PETIKAN ESAI:

Islam: Antara Birokrasi dan Pasar Bebas

Oleh: K.H. Abdurrahman Wahid

Dalam menguraikan sejarah ekonomi bangsa-bangsa Timur Tengah, Charles Issawi menunjuk kepada Bangsa Mesir. Bangsa ini sulit melepaskan diri dari birokrasi pemerintahan, karena tradisi sejarah itu yang menunjukkan kekuatan mereka semenjak ribuan tahun yang lalu. Dimulai dengan Fir’aun/Paraoh yang menjadi manifestasi kekuasaan Tuhan di muka bumi, melalui para sultan yang menjadi wakilnya dan kekuasaan kaum imperialis yang luar biasa, birokrasi pemerintah menjadi sesuatu yang kokoh dengan adanya Sosialisme Arab di bawah Gamal Abdel Naser. Birokrasi pemerintahan mengembangkan diri begitu rupa, hingga kepentingan kepentingannya seringkali disamakan dengan kepentingan rakyat banyak, sebuah hal yang secara perlahan-lahan tapi pasti sedang merasuki kehidupan kita sebagai bangsa.

DATA:
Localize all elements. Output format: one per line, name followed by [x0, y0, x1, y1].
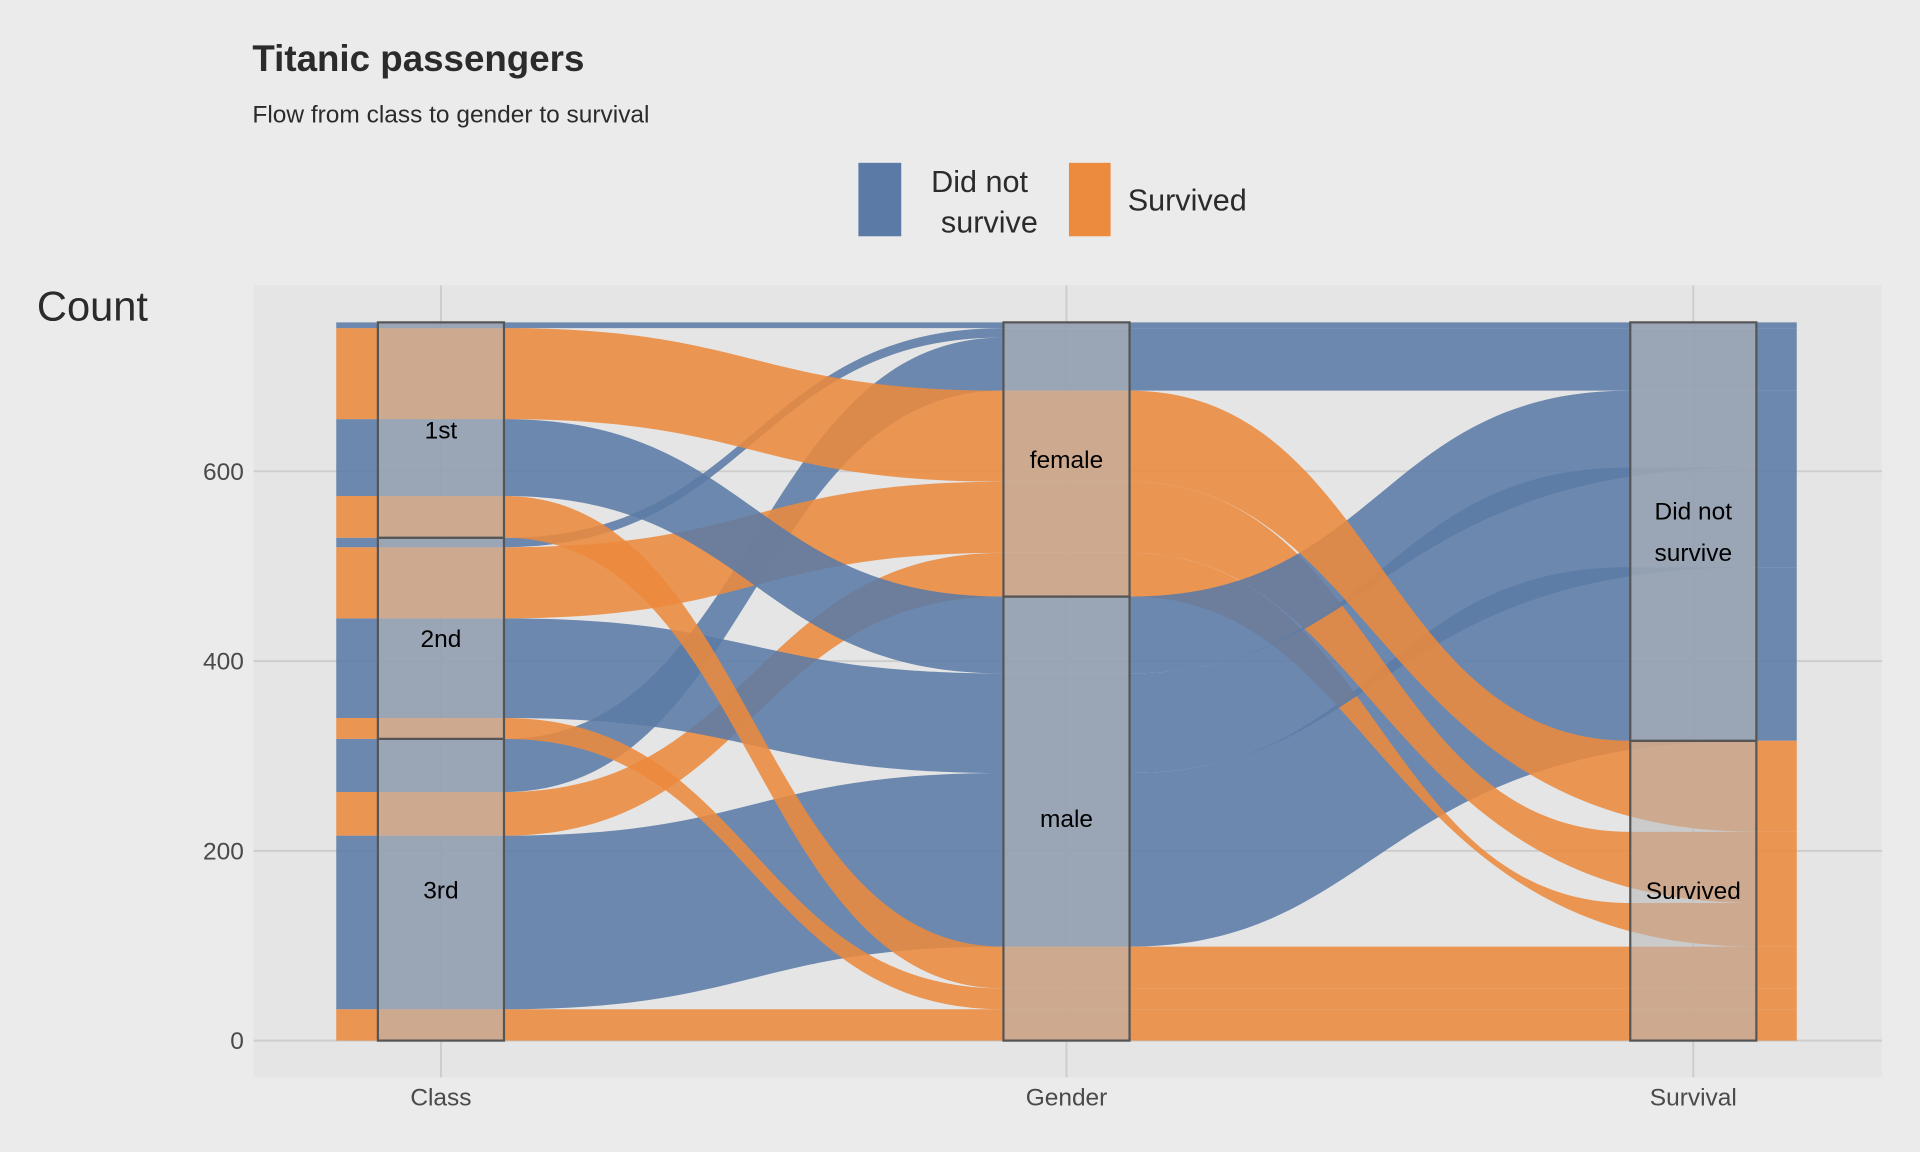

SOAL UNTUK DIKERJAKAN:
(a) Menurut petikan esai tentang birokrasi Mesir, mengapa bangsa Mesir sulit melepaskan diri dari birokrasi pemerintahan? Jelaskan dalam satu sampai tiga kalimat.
(b) Dalam petikan esai tentang birokrasi Mesir, di bawah siapa Sosialisme Arab yang mengokohkan birokrasi pemerintah itu berlangsung?
(c) Teruskan petikan esai tentang birokrasi Mesir mulai sesudah kalimat terakhirnya.

JAWABAN TIAP SOAL:
(a) Bangsa Mesir sulit melepaskan diri dari birokrasi pemerintahan karena tradisi sejarahnya sudah berlangsung sejak ribuan tahun yang lalu. Tradisi itu dimulai dengan Fir’aun sebagai manifestasi kekuasaan Tuhan di muka bumi. Tradisi tersebut berlanjut melalui para sultan dan kekuasaan kaum imperialis, lalu menjadi kokoh dengan adanya Sosialisme Arab di bawah Gamal Abdel Naser.

(b) Di bawah Gamal Abdel Naser.

(c)
Hal ini jarang dipikirkan orang, dan mau tak mau kita harus mengaitkannya dengan konsep negara Islam yang saat ini ditiup-tiupkan oleh sementara orang. Karenanya, sebuah pertanyaan harus dijawab sebelum meneruskan pemikiran tentang konsep tersebut yaitu: di manakah letak birokrasi pemerintahan dalam sebuah konsep negara Islam? Ini diperlukan, untuk menghindarkan sebuah negara Islam, kalau konsep seperti itu dapat dibuat dan kemudian dilaksanakan, karena hal itu akan menyangkut kepentingan kita bersama sebagai bangsa.

Dapat saja keinginan itu dianggap sebagai sesuatu yang mengada-ada, tetapi ia harus dibicarakan di sini untuk memperoleh kejelasan tentang posisi Islam dalam kehidupan kita sebagai bangsa yang bernegara dan bermasyarakat. Jika ini kita abaikan, jangan-jangan kita dihadapkan kepada semakin kuatnya birokrasi pemerintahan dalam kehidupan kita. Ini untuk menghindarkan kita dari penyesalan berkepanjangan, jika gagasan tentang konsep negara Islam dapat diwujudkan.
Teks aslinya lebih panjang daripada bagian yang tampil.